### WORK REQUIRED
Below are the records; copy each line in them that holds the word "imágenes".

--------

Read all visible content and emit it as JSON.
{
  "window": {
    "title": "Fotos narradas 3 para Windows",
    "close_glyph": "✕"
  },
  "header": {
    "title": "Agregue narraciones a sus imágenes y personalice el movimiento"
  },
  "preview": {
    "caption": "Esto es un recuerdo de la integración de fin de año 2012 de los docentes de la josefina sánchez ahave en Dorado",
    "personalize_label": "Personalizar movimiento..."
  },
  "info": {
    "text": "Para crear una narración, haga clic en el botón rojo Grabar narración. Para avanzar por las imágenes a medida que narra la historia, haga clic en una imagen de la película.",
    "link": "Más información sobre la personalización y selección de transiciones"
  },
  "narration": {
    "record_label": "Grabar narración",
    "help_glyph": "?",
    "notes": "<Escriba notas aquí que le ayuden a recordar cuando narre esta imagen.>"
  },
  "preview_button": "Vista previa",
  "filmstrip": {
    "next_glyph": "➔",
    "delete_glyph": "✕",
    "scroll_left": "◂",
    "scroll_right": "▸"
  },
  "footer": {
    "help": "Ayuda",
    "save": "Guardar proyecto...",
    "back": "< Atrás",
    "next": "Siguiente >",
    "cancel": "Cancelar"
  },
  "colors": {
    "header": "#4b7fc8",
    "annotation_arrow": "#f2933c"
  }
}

--------

### FINISHED EXERCISE
    "title": "Agregue narraciones a sus imágenes y personalice el movimiento"
    "text": "Para crear una narración, haga clic en el botón rojo Grabar narración. Para avanzar por las imágenes a medida que narra la historia, haga clic en una imagen de la película.",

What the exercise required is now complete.